--- Material for this task ---
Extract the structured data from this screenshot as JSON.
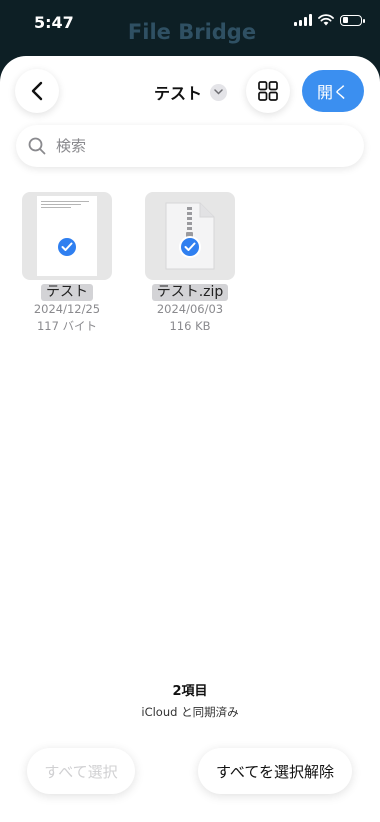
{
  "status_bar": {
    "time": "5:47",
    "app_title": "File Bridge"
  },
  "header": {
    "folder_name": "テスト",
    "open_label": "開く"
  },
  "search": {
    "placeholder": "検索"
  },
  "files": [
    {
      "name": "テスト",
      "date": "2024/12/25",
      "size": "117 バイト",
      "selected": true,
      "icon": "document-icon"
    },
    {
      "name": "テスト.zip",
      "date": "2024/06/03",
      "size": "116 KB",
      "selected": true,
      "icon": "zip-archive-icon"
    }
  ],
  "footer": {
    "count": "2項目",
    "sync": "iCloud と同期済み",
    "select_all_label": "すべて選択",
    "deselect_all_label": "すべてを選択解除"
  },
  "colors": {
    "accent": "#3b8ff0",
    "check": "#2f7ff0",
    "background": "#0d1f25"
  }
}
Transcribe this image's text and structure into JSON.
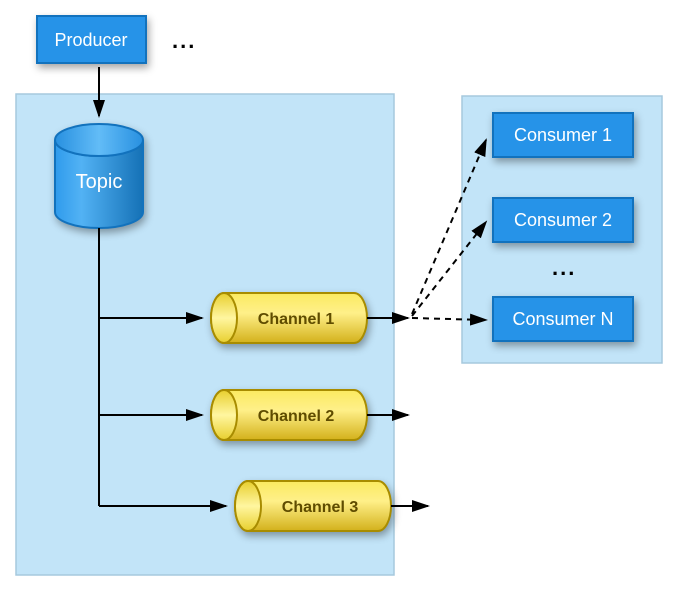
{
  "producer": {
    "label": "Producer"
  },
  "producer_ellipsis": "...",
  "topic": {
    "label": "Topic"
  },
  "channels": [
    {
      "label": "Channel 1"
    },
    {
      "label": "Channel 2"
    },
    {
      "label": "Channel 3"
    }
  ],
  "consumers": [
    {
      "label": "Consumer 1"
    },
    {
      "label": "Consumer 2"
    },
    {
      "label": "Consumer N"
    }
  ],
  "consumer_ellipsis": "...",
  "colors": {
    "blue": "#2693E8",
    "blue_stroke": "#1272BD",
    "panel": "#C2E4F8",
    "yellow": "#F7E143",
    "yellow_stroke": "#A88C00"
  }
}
---
--- Material for this task ---
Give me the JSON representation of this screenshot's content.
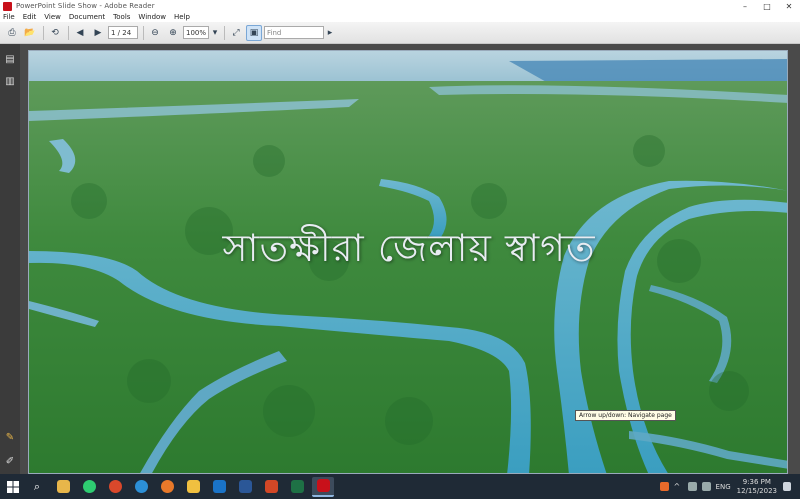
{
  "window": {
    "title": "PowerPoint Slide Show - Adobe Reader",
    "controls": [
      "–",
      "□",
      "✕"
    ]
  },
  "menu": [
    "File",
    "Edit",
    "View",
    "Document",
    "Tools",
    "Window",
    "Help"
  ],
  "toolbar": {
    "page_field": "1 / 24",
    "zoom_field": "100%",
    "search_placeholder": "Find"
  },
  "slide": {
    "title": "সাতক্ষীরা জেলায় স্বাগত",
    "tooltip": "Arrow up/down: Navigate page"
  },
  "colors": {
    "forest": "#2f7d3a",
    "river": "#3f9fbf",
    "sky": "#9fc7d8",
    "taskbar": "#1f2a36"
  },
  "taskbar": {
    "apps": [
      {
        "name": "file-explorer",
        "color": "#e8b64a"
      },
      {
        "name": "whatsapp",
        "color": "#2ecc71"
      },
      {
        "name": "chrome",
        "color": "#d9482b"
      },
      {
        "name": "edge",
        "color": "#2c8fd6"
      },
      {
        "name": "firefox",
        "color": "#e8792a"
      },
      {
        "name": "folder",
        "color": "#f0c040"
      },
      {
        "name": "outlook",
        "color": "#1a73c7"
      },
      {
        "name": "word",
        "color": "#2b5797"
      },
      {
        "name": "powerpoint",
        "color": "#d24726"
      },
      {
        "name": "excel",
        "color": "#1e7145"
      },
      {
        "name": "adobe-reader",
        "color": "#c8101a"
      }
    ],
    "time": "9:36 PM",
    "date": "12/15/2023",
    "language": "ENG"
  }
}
---
== Task to complete ==
Using the listing, collect all lines in which the string "date" is found.

== Task result ==
      "date": "2024/12/25",
      "date": "2024/06/03",
    "date": "12/15/2023",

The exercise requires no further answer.